GIVEN TASK: Write the number of lines holding the word "Southern", and nothing else.

## BEGIN RECORD SET

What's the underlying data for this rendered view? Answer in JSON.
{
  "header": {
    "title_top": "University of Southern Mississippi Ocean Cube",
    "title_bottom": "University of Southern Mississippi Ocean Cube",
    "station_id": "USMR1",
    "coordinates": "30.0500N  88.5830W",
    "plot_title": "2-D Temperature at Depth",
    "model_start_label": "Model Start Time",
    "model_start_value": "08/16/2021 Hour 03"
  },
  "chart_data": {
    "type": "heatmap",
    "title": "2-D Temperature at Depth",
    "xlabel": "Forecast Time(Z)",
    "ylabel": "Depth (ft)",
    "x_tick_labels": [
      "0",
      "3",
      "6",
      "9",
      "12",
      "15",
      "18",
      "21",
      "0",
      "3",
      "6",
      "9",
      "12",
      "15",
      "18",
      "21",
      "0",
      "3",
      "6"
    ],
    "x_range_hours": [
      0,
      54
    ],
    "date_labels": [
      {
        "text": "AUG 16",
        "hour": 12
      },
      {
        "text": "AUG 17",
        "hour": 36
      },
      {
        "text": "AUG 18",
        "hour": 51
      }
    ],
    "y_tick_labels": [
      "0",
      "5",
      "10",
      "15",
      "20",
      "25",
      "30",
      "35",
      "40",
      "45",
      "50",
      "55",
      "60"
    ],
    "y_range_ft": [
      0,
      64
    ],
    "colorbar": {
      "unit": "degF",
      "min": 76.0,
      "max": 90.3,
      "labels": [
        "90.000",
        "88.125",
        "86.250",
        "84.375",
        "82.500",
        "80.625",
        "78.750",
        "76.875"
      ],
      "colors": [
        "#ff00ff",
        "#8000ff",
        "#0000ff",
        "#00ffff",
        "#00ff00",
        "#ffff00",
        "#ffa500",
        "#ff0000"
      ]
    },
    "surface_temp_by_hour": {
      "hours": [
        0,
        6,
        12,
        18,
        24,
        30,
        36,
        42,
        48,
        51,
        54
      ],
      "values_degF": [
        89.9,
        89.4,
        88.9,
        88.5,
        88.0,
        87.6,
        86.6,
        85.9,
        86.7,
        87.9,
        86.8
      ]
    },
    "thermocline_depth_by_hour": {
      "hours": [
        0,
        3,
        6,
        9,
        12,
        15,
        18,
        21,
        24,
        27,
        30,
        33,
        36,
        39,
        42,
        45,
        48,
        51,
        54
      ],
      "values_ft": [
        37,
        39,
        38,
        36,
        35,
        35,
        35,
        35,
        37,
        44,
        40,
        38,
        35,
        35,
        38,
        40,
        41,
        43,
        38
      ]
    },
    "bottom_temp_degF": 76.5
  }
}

## END RECORD SET

WRITTEN RESPONSE: 2